Records excerpted from a collection:
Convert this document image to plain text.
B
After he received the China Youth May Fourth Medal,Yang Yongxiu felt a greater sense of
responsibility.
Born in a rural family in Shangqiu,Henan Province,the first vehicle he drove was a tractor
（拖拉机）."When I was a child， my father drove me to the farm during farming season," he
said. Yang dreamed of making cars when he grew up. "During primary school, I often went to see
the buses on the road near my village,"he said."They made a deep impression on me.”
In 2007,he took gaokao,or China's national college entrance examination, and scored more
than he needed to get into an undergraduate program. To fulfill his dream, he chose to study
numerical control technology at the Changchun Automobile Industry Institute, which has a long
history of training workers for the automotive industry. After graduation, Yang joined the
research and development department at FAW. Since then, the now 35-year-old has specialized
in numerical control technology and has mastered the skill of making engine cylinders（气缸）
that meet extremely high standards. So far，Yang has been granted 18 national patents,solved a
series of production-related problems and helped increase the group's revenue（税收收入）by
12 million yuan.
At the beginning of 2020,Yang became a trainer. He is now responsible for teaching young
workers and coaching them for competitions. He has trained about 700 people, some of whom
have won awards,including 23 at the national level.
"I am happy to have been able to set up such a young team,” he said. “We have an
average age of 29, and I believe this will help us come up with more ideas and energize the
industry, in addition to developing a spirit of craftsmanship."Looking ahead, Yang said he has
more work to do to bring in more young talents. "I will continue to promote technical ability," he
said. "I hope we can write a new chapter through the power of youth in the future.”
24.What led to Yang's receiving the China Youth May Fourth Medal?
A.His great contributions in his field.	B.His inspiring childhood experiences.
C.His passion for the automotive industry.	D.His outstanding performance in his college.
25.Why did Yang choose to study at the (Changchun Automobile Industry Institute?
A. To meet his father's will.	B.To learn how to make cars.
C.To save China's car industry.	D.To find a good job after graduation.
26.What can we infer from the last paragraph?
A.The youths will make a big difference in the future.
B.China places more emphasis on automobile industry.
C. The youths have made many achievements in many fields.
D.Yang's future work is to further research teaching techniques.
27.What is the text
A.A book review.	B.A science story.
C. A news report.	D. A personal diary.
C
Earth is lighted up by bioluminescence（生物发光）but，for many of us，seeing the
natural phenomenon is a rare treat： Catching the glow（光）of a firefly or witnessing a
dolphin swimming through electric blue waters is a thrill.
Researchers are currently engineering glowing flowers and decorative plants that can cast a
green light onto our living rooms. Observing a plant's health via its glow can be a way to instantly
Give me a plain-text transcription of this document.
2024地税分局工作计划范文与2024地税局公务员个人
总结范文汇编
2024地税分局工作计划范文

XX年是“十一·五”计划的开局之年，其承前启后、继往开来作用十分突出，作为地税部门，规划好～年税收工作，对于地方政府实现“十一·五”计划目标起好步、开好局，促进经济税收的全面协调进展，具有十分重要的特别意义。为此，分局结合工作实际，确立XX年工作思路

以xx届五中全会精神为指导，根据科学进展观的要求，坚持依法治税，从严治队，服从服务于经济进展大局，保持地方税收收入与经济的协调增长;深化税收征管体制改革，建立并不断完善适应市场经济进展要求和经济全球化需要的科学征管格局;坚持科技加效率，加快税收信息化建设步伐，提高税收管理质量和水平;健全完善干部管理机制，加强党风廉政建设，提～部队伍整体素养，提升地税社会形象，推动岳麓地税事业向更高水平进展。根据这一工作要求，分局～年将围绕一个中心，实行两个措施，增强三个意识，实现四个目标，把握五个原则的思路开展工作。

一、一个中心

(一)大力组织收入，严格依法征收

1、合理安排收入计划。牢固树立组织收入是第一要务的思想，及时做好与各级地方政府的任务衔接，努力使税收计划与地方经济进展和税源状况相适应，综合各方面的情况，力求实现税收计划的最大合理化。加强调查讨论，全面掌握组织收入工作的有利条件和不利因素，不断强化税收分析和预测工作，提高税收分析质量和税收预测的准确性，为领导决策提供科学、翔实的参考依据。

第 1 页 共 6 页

GIVEN PROBLEM -
Going through the entries above, tally each line that has the word "have". Answer with the number only.

SOLUTION TO THE EXERCISE -
3